Goal of the exercise → Copy the records below, swapping every "globe-icon" for "world-icon" and leaving everything else unchanged. Omit the pictures.
--- START OF Dataset records ---
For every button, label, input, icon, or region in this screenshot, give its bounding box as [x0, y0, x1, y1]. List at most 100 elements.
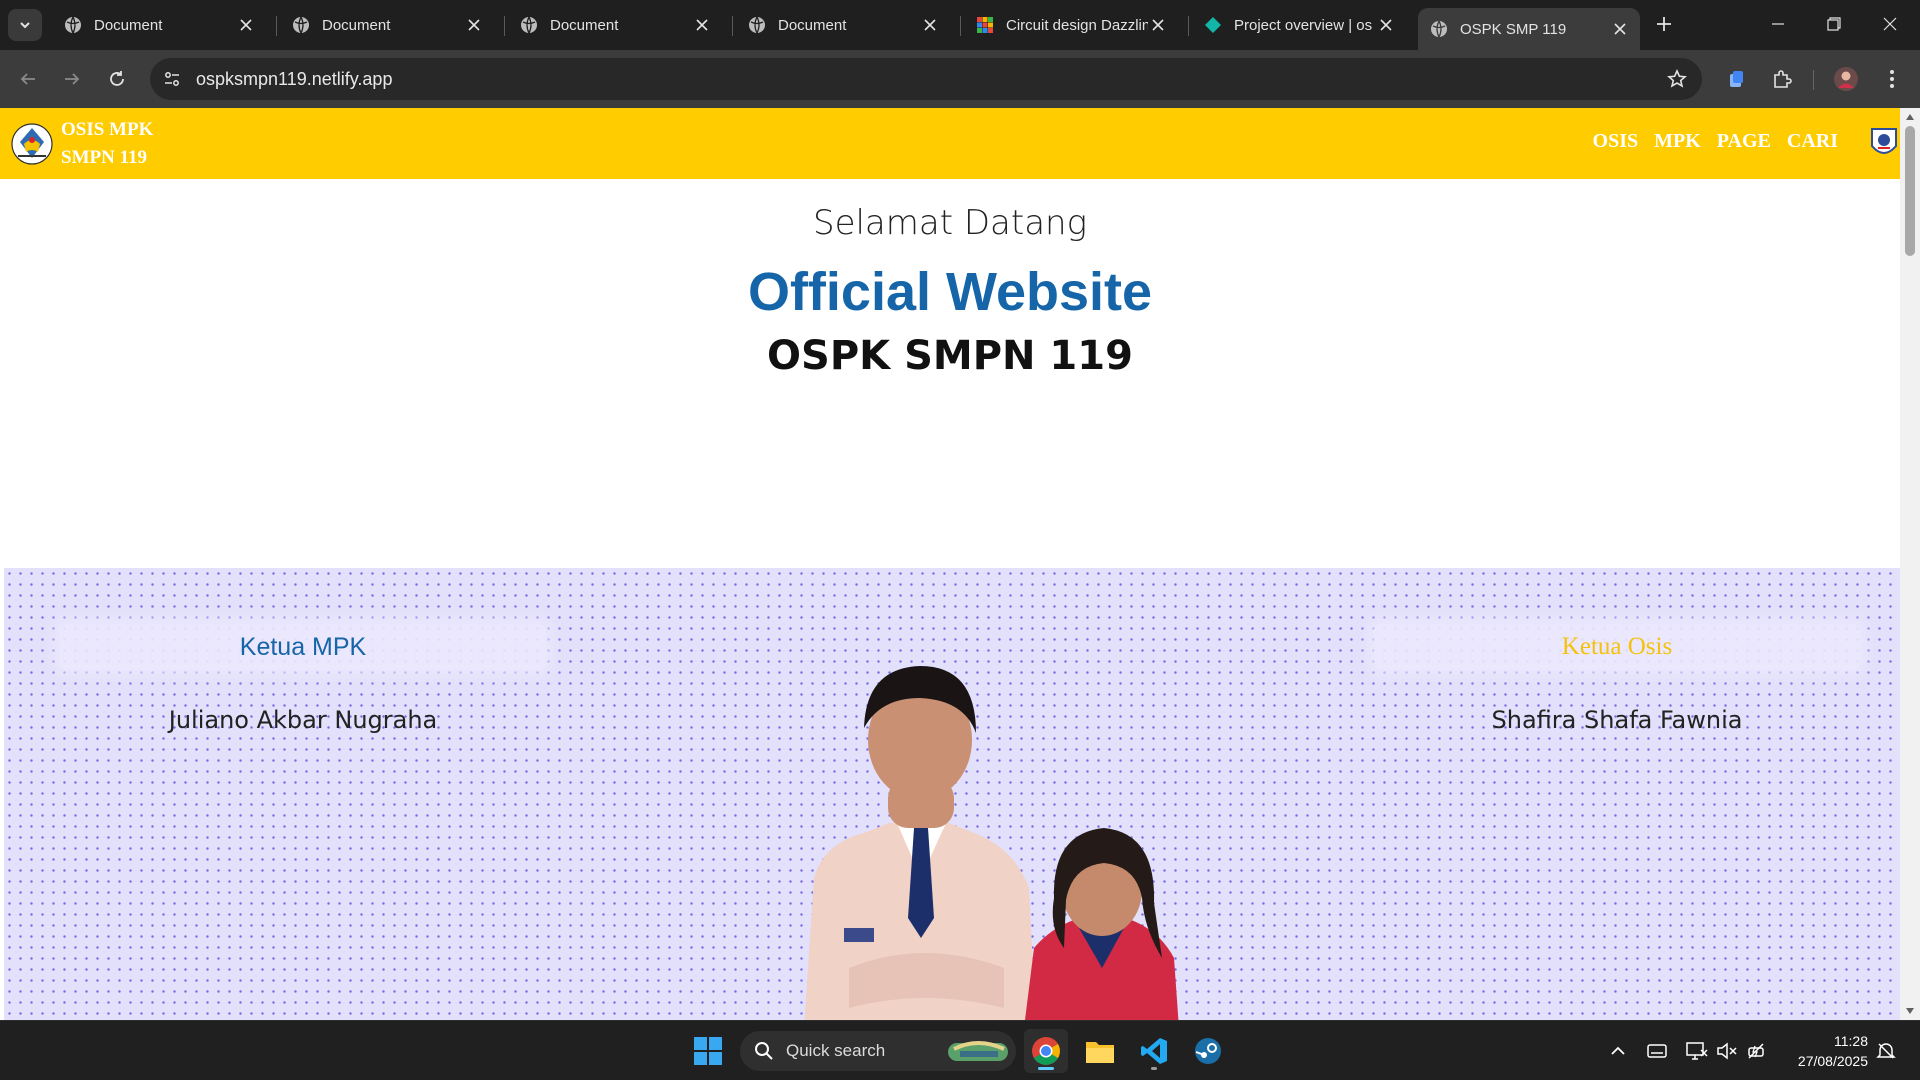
- browser-tab-active[interactable]: OSPK SMP 119: [1418, 8, 1640, 50]
- arrow-right-icon: [65, 73, 80, 85]
- mpk-role-label: Ketua MPK: [60, 624, 546, 670]
- school-heading: OSPK SMPN 119: [767, 333, 1133, 379]
- new-tab-button[interactable]: [1652, 12, 1676, 36]
- browser-tab[interactable]: Document: [508, 8, 722, 42]
- close-window-button[interactable]: [1862, 0, 1918, 48]
- restore-icon: [1827, 17, 1841, 31]
- browser-tab[interactable]: Document: [52, 8, 266, 42]
- back-button[interactable]: [12, 63, 44, 95]
- close-icon[interactable]: [1610, 19, 1630, 39]
- osis-leader-name: Shafira Shafa Fawnia: [1491, 706, 1743, 734]
- profile-avatar[interactable]: [1832, 65, 1860, 93]
- browser-tab[interactable]: Document: [736, 8, 950, 42]
- tinkercad-icon: [976, 16, 994, 34]
- tab-title: Document: [94, 16, 163, 34]
- taskbar-clock[interactable]: 11:28 27/08/2025: [1782, 1031, 1868, 1071]
- notifications-bell-icon[interactable]: [1874, 1039, 1898, 1063]
- osis-role-label: Ketua Osis: [1374, 624, 1860, 670]
- plus-icon: [1657, 17, 1671, 31]
- tab-title: Document: [778, 16, 847, 34]
- globe-icon: [64, 16, 82, 34]
- network-tray-icon[interactable]: [1685, 1039, 1709, 1063]
- tab-title: Document: [550, 16, 619, 34]
- diamond-icon: [1204, 16, 1222, 34]
- mpk-leader-name: Juliano Akbar Nugraha: [168, 706, 438, 734]
- close-icon[interactable]: [692, 15, 712, 35]
- leaders-photo: [804, 666, 1179, 1020]
- taskbar-vscode[interactable]: [1132, 1029, 1176, 1073]
- url-text: ospksmpn119.netlify.app: [196, 69, 393, 89]
- taskbar-search[interactable]: Quick search: [740, 1031, 1016, 1071]
- brand-line-2: SMPN 119: [61, 147, 148, 168]
- address-bar[interactable]: ospksmpn119.netlify.app: [150, 58, 1702, 100]
- search-icon: [755, 1042, 773, 1060]
- bookmark-star-icon[interactable]: [1666, 68, 1688, 90]
- taskbar-file-explorer[interactable]: [1078, 1029, 1122, 1073]
- globe-icon: [292, 16, 310, 34]
- start-button[interactable]: [686, 1029, 730, 1073]
- nav-link-cari[interactable]: CARI: [1787, 130, 1838, 153]
- osis-badge-logo: [1871, 128, 1897, 154]
- volume-muted-icon[interactable]: [1715, 1039, 1739, 1063]
- search-highlight-icon: [948, 1041, 1008, 1061]
- search-label: Quick search: [786, 1041, 886, 1060]
- scroll-up-arrow-icon[interactable]: [1904, 112, 1916, 122]
- tab-title: Document: [322, 16, 391, 34]
- scroll-thumb[interactable]: [1905, 126, 1915, 256]
- close-icon[interactable]: [1376, 15, 1396, 35]
- forward-button[interactable]: [56, 63, 88, 95]
- close-icon[interactable]: [1148, 15, 1168, 35]
- site-header: OSIS MPK SMPN 119 OSIS MPK PAGE CARI: [0, 108, 1900, 179]
- browser-menu-button[interactable]: [1878, 65, 1906, 93]
- chrome-icon: [1032, 1037, 1060, 1065]
- browser-tab-strip: Document Document Document Document Circ…: [0, 0, 1920, 50]
- site-info-icon[interactable]: [162, 69, 182, 89]
- globe-icon: [748, 16, 766, 34]
- taskbar-chrome[interactable]: [1024, 1029, 1068, 1073]
- clock-date: 27/08/2025: [1797, 1053, 1868, 1069]
- show-hidden-icons-button[interactable]: [1606, 1039, 1630, 1063]
- browser-toolbar: ospksmpn119.netlify.app: [0, 50, 1920, 108]
- browser-tab[interactable]: Document: [280, 8, 494, 42]
- minimize-button[interactable]: [1750, 0, 1806, 48]
- taskbar-steam[interactable]: [1186, 1029, 1230, 1073]
- welcome-heading: Selamat Datang: [812, 203, 1087, 243]
- tab-search-button[interactable]: [8, 9, 42, 41]
- copy-extension-icon[interactable]: [1722, 65, 1750, 93]
- restore-button[interactable]: [1806, 0, 1862, 48]
- steam-icon: [1195, 1038, 1221, 1064]
- globe-icon: [520, 16, 538, 34]
- chevron-up-icon: [1611, 1046, 1625, 1055]
- windows-logo-icon: [694, 1037, 722, 1065]
- official-website-heading: Official Website: [747, 262, 1153, 322]
- nav-link-mpk[interactable]: MPK: [1654, 130, 1701, 153]
- close-icon[interactable]: [920, 15, 940, 35]
- brand-line-1: OSIS MPK: [61, 119, 154, 140]
- school-logo[interactable]: [10, 122, 54, 166]
- minimize-icon: [1772, 23, 1784, 25]
- tab-title: Circuit design Dazzlin: [1006, 16, 1148, 34]
- globe-icon: [1430, 20, 1448, 38]
- site-brand[interactable]: OSIS MPK SMPN 119: [61, 116, 153, 172]
- page-scrollbar[interactable]: [1900, 108, 1920, 1020]
- browser-tab[interactable]: Project overview | os: [1192, 8, 1406, 42]
- chevron-down-icon: [20, 22, 30, 29]
- close-icon[interactable]: [464, 15, 484, 35]
- keyboard-tray-icon[interactable]: [1645, 1039, 1669, 1063]
- clock-time: 11:28: [1834, 1033, 1868, 1049]
- nav-link-page[interactable]: PAGE: [1717, 130, 1771, 153]
- close-icon[interactable]: [236, 15, 256, 35]
- vscode-icon: [1141, 1038, 1167, 1064]
- folder-icon: [1086, 1042, 1114, 1063]
- main-nav: OSIS MPK PAGE CARI: [1593, 130, 1838, 153]
- windows-taskbar: Quick search 11:28 27/08/2025: [0, 1020, 1920, 1080]
- close-icon: [1883, 17, 1897, 31]
- reload-icon: [110, 71, 124, 86]
- battery-tray-icon[interactable]: [1745, 1039, 1769, 1063]
- browser-tab[interactable]: Circuit design Dazzlin: [964, 8, 1178, 42]
- leaders-section: Ketua MPK Juliano Akbar Nugraha Ketua Os…: [4, 568, 1900, 1020]
- nav-link-osis[interactable]: OSIS: [1593, 130, 1639, 153]
- reload-button[interactable]: [101, 63, 133, 95]
- extensions-puzzle-icon[interactable]: [1768, 65, 1796, 93]
- scroll-down-arrow-icon[interactable]: [1904, 1006, 1916, 1016]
--- END OF Dataset records ---
Expected answer →
For every button, label, input, icon, or region in this screenshot, give its bounding box as [x0, y0, x1, y1]. List at most 100 elements.
- browser-tab-active[interactable]: OSPK SMP 119: [1418, 8, 1640, 50]
- arrow-right-icon: [65, 73, 80, 85]
- mpk-role-label: Ketua MPK: [60, 624, 546, 670]
- school-heading: OSPK SMPN 119: [767, 333, 1133, 379]
- new-tab-button[interactable]: [1652, 12, 1676, 36]
- browser-tab[interactable]: Document: [508, 8, 722, 42]
- close-window-button[interactable]: [1862, 0, 1918, 48]
- restore-icon: [1827, 17, 1841, 31]
- browser-tab[interactable]: Document: [52, 8, 266, 42]
- back-button[interactable]: [12, 63, 44, 95]
- close-icon[interactable]: [1610, 19, 1630, 39]
- osis-leader-name: Shafira Shafa Fawnia: [1491, 706, 1743, 734]
- profile-avatar[interactable]: [1832, 65, 1860, 93]
- browser-tab[interactable]: Document: [736, 8, 950, 42]
- tinkercad-icon: [976, 16, 994, 34]
- tab-title: Document: [94, 16, 163, 34]
- taskbar-clock[interactable]: 11:28 27/08/2025: [1782, 1031, 1868, 1071]
- notifications-bell-icon[interactable]: [1874, 1039, 1898, 1063]
- osis-role-label: Ketua Osis: [1374, 624, 1860, 670]
- plus-icon: [1657, 17, 1671, 31]
- tab-title: Document: [778, 16, 847, 34]
- world-icon: [64, 16, 82, 34]
- network-tray-icon[interactable]: [1685, 1039, 1709, 1063]
- tab-title: Document: [550, 16, 619, 34]
- diamond-icon: [1204, 16, 1222, 34]
- mpk-leader-name: Juliano Akbar Nugraha: [168, 706, 438, 734]
- close-icon[interactable]: [692, 15, 712, 35]
- leaders-photo: [804, 666, 1179, 1020]
- taskbar-vscode[interactable]: [1132, 1029, 1176, 1073]
- url-text: ospksmpn119.netlify.app: [196, 69, 393, 89]
- taskbar-search[interactable]: Quick search: [740, 1031, 1016, 1071]
- brand-line-2: SMPN 119: [61, 147, 148, 168]
- address-bar[interactable]: ospksmpn119.netlify.app: [150, 58, 1702, 100]
- search-icon: [755, 1042, 773, 1060]
- bookmark-star-icon[interactable]: [1666, 68, 1688, 90]
- taskbar-file-explorer[interactable]: [1078, 1029, 1122, 1073]
- world-icon: [292, 16, 310, 34]
- start-button[interactable]: [686, 1029, 730, 1073]
- nav-link-cari[interactable]: CARI: [1787, 130, 1838, 153]
- osis-badge-logo: [1871, 128, 1897, 154]
- volume-muted-icon[interactable]: [1715, 1039, 1739, 1063]
- search-highlight-icon: [948, 1041, 1008, 1061]
- search-label: Quick search: [786, 1041, 886, 1060]
- scroll-up-arrow-icon[interactable]: [1904, 112, 1916, 122]
- tab-title: Document: [322, 16, 391, 34]
- scroll-thumb[interactable]: [1905, 126, 1915, 256]
- close-icon[interactable]: [1376, 15, 1396, 35]
- forward-button[interactable]: [56, 63, 88, 95]
- close-icon[interactable]: [1148, 15, 1168, 35]
- site-header: OSIS MPK SMPN 119 OSIS MPK PAGE CARI: [0, 108, 1900, 179]
- browser-menu-button[interactable]: [1878, 65, 1906, 93]
- chrome-icon: [1032, 1037, 1060, 1065]
- browser-tab-strip: Document Document Document Document Circ…: [0, 0, 1920, 50]
- site-info-icon[interactable]: [162, 69, 182, 89]
- world-icon: [748, 16, 766, 34]
- taskbar-chrome[interactable]: [1024, 1029, 1068, 1073]
- clock-date: 27/08/2025: [1797, 1053, 1868, 1069]
- show-hidden-icons-button[interactable]: [1606, 1039, 1630, 1063]
- browser-toolbar: ospksmpn119.netlify.app: [0, 50, 1920, 108]
- browser-tab[interactable]: Document: [280, 8, 494, 42]
- minimize-button[interactable]: [1750, 0, 1806, 48]
- taskbar-steam[interactable]: [1186, 1029, 1230, 1073]
- welcome-heading: Selamat Datang: [812, 203, 1087, 243]
- tab-search-button[interactable]: [8, 9, 42, 41]
- copy-extension-icon[interactable]: [1722, 65, 1750, 93]
- restore-button[interactable]: [1806, 0, 1862, 48]
- steam-icon: [1195, 1038, 1221, 1064]
- world-icon: [520, 16, 538, 34]
- chevron-up-icon: [1611, 1046, 1625, 1055]
- windows-logo-icon: [694, 1037, 722, 1065]
- official-website-heading: Official Website: [747, 262, 1153, 322]
- nav-link-mpk[interactable]: MPK: [1654, 130, 1701, 153]
- close-icon[interactable]: [920, 15, 940, 35]
- brand-line-1: OSIS MPK: [61, 119, 154, 140]
- school-logo[interactable]: [10, 122, 54, 166]
- minimize-icon: [1772, 23, 1784, 25]
- tab-title: Circuit design Dazzlin: [1006, 16, 1148, 34]
- world-icon: [1430, 20, 1448, 38]
- site-brand[interactable]: OSIS MPK SMPN 119: [61, 116, 153, 172]
- page-scrollbar[interactable]: [1900, 108, 1920, 1020]
- browser-tab[interactable]: Project overview | os: [1192, 8, 1406, 42]
- chevron-down-icon: [20, 22, 30, 29]
- close-icon[interactable]: [464, 15, 484, 35]
- keyboard-tray-icon[interactable]: [1645, 1039, 1669, 1063]
- clock-time: 11:28: [1834, 1033, 1868, 1049]
- nav-link-page[interactable]: PAGE: [1717, 130, 1771, 153]
- close-icon[interactable]: [236, 15, 256, 35]
- vscode-icon: [1141, 1038, 1167, 1064]
- folder-icon: [1086, 1042, 1114, 1063]
- main-nav: OSIS MPK PAGE CARI: [1593, 130, 1838, 153]
- windows-taskbar: Quick search 11:28 27/08/2025: [0, 1020, 1920, 1080]
- close-icon: [1883, 17, 1897, 31]
- reload-icon: [110, 71, 124, 86]
- battery-tray-icon[interactable]: [1745, 1039, 1769, 1063]
- browser-tab[interactable]: Circuit design Dazzlin: [964, 8, 1178, 42]
- leaders-section: Ketua MPK Juliano Akbar Nugraha Ketua Os…: [4, 568, 1900, 1020]
- nav-link-osis[interactable]: OSIS: [1593, 130, 1639, 153]
- reload-button[interactable]: [101, 63, 133, 95]
- extensions-puzzle-icon[interactable]: [1768, 65, 1796, 93]
- scroll-down-arrow-icon[interactable]: [1904, 1006, 1916, 1016]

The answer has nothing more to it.